Entries taken from a collection ->
+++++
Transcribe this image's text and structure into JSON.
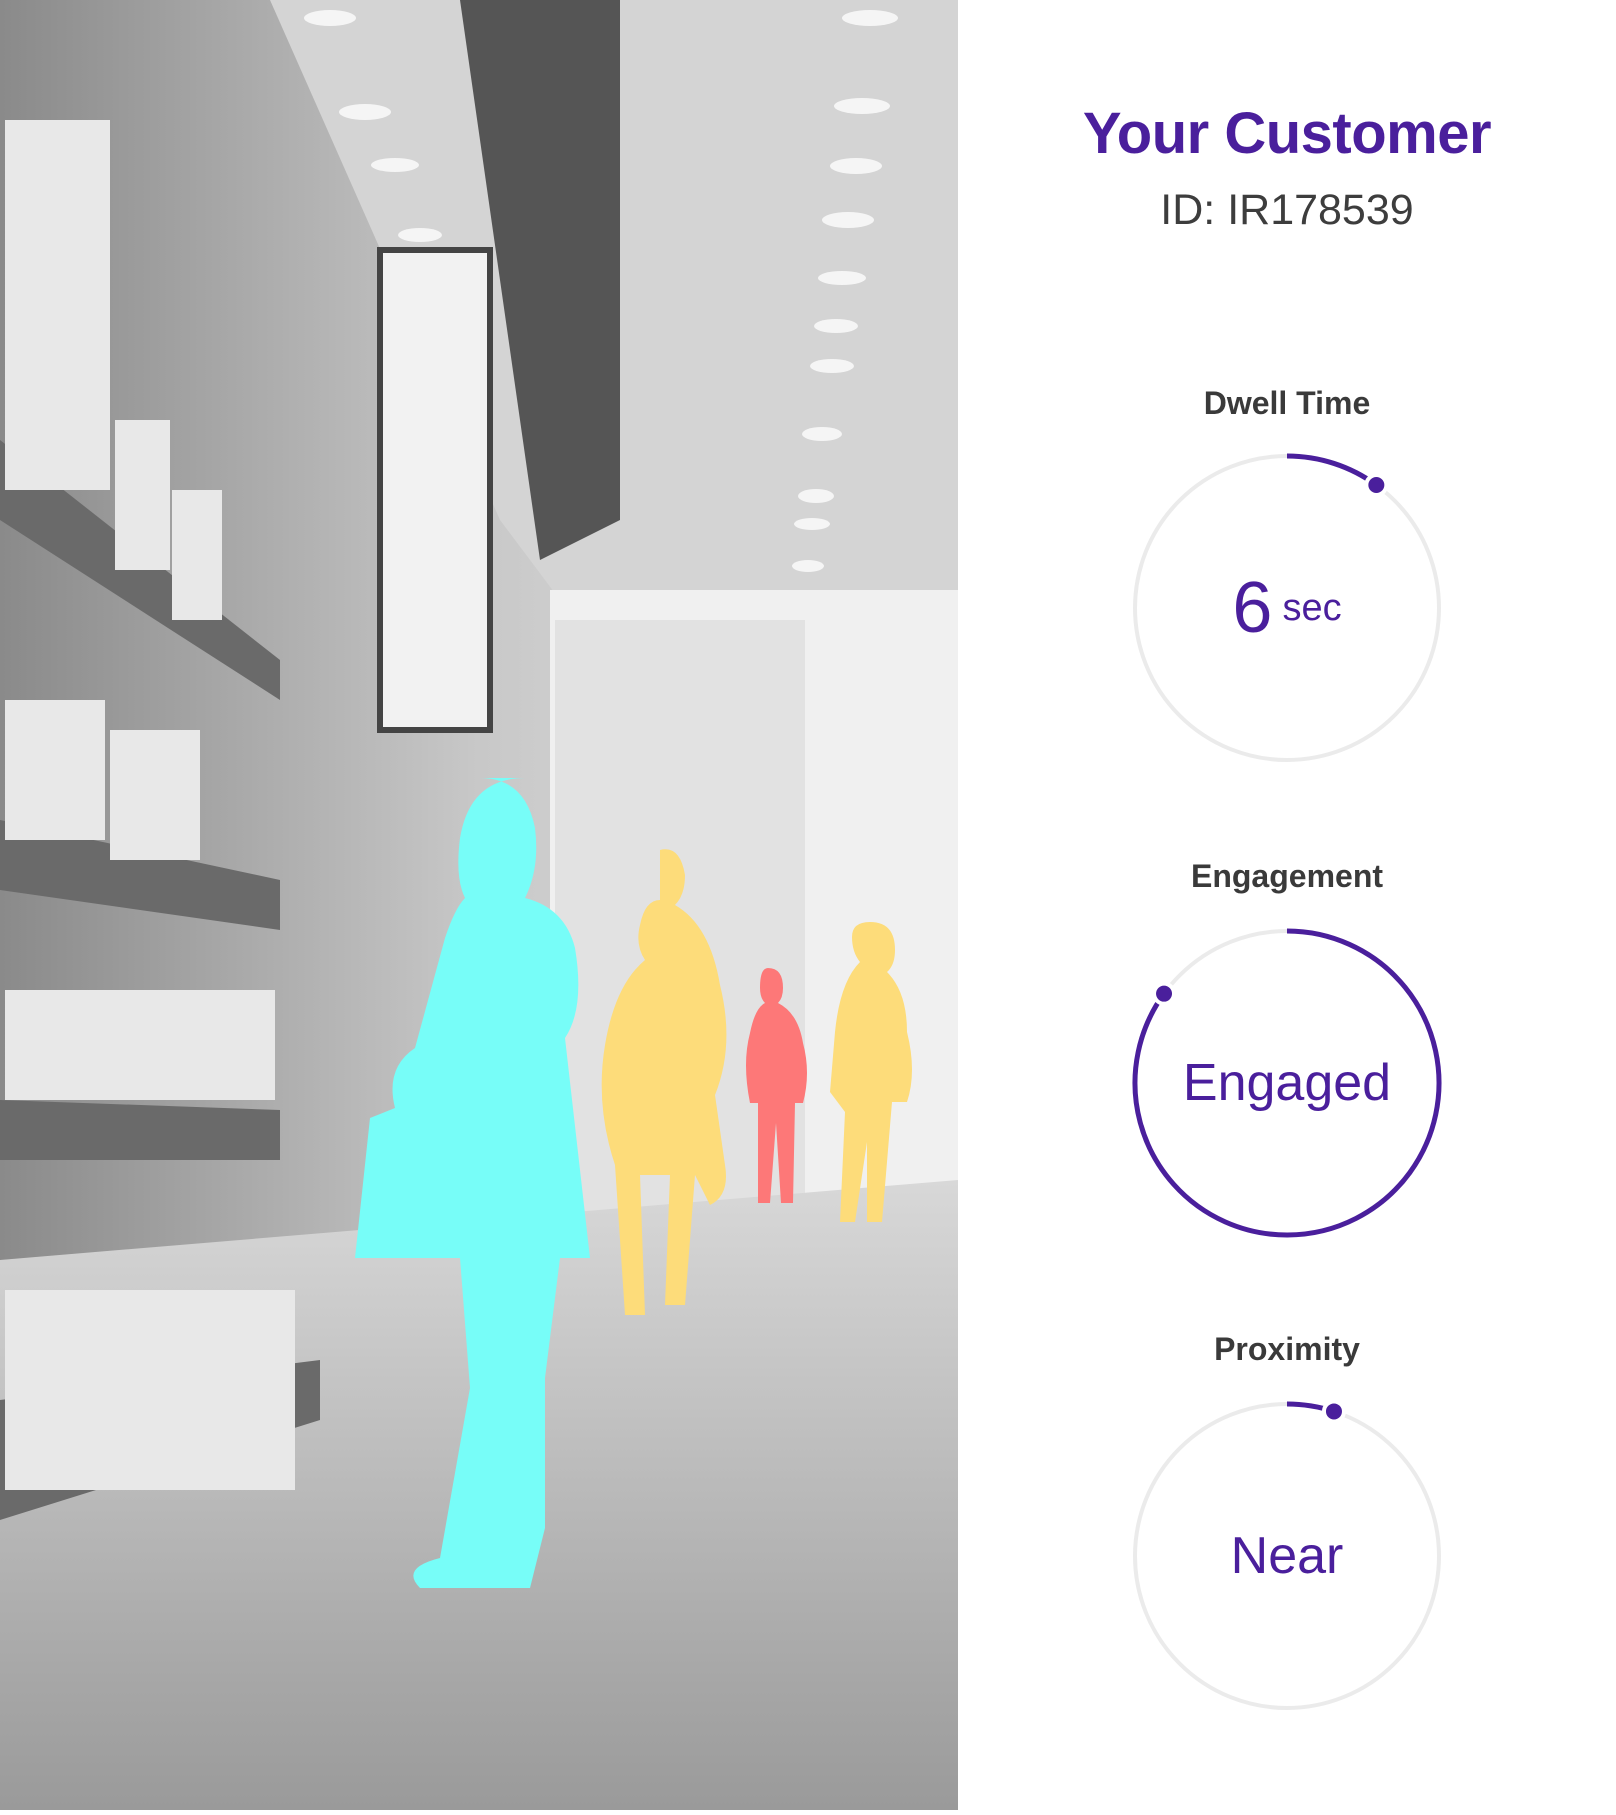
{
  "header": {
    "title": "Your Customer",
    "customer_id": "ID: IR178539"
  },
  "metrics": [
    {
      "label": "Dwell Time",
      "value": "6",
      "unit": "sec",
      "progress": 0.1
    },
    {
      "label": "Engagement",
      "value": "Engaged",
      "progress": 0.85
    },
    {
      "label": "Proximity",
      "value": "Near",
      "progress": 0.05
    }
  ],
  "colors": {
    "accent": "#4a1f9c",
    "track": "#ebebeb",
    "primary_person": "#77fdf8",
    "secondary_person": "#fddc7a",
    "tertiary_person": "#fd7878"
  }
}
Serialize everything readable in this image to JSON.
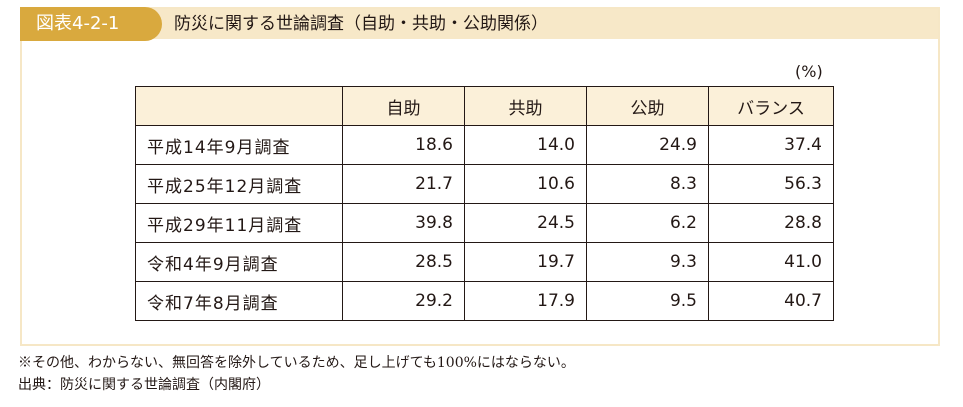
{
  "figure": {
    "label": "図表4-2-1",
    "title": "防災に関する世論調査（自助・共助・公助関係）",
    "unit": "(%)"
  },
  "table": {
    "columns": [
      "自助",
      "共助",
      "公助",
      "バランス"
    ],
    "rows": [
      {
        "label": "平成14年9月調査",
        "values": [
          "18.6",
          "14.0",
          "24.9",
          "37.4"
        ]
      },
      {
        "label": "平成25年12月調査",
        "values": [
          "21.7",
          "10.6",
          "8.3",
          "56.3"
        ]
      },
      {
        "label": "平成29年11月調査",
        "values": [
          "39.8",
          "24.5",
          "6.2",
          "28.8"
        ]
      },
      {
        "label": "令和4年9月調査",
        "values": [
          "28.5",
          "19.7",
          "9.3",
          "41.0"
        ]
      },
      {
        "label": "令和7年8月調査",
        "values": [
          "29.2",
          "17.9",
          "9.5",
          "40.7"
        ]
      }
    ]
  },
  "notes": {
    "footnote": "※その他、わからない、無回答を除外しているため、足し上げても100%にはならない。",
    "source": "出典：防災に関する世論調査（内閣府）"
  },
  "colors": {
    "label_bg": "#d9a93e",
    "header_bar": "#f7e8c8",
    "table_header_bg": "#fbf0d9"
  }
}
+++++
Request ->
Restate the whole listing above exactly, please, omitting every image.

Written answer ->
Transcribe this image's text and structure into JSON.
{
  "header": {
    "title": "Your Customer",
    "customer_id": "ID: IR178539"
  },
  "metrics": [
    {
      "label": "Dwell Time",
      "value": "6",
      "unit": "sec",
      "progress": 0.1
    },
    {
      "label": "Engagement",
      "value": "Engaged",
      "progress": 0.85
    },
    {
      "label": "Proximity",
      "value": "Near",
      "progress": 0.05
    }
  ],
  "colors": {
    "accent": "#4a1f9c",
    "track": "#ebebeb",
    "primary_person": "#77fdf8",
    "secondary_person": "#fddc7a",
    "tertiary_person": "#fd7878"
  }
}
Serialize everything readable in this image to JSON.
{
  "figure": {
    "label": "図表4-2-1",
    "title": "防災に関する世論調査（自助・共助・公助関係）",
    "unit": "(%)"
  },
  "table": {
    "columns": [
      "自助",
      "共助",
      "公助",
      "バランス"
    ],
    "rows": [
      {
        "label": "平成14年9月調査",
        "values": [
          "18.6",
          "14.0",
          "24.9",
          "37.4"
        ]
      },
      {
        "label": "平成25年12月調査",
        "values": [
          "21.7",
          "10.6",
          "8.3",
          "56.3"
        ]
      },
      {
        "label": "平成29年11月調査",
        "values": [
          "39.8",
          "24.5",
          "6.2",
          "28.8"
        ]
      },
      {
        "label": "令和4年9月調査",
        "values": [
          "28.5",
          "19.7",
          "9.3",
          "41.0"
        ]
      },
      {
        "label": "令和7年8月調査",
        "values": [
          "29.2",
          "17.9",
          "9.5",
          "40.7"
        ]
      }
    ]
  },
  "notes": {
    "footnote": "※その他、わからない、無回答を除外しているため、足し上げても100%にはならない。",
    "source": "出典：防災に関する世論調査（内閣府）"
  },
  "colors": {
    "label_bg": "#d9a93e",
    "header_bar": "#f7e8c8",
    "table_header_bg": "#fbf0d9"
  }
}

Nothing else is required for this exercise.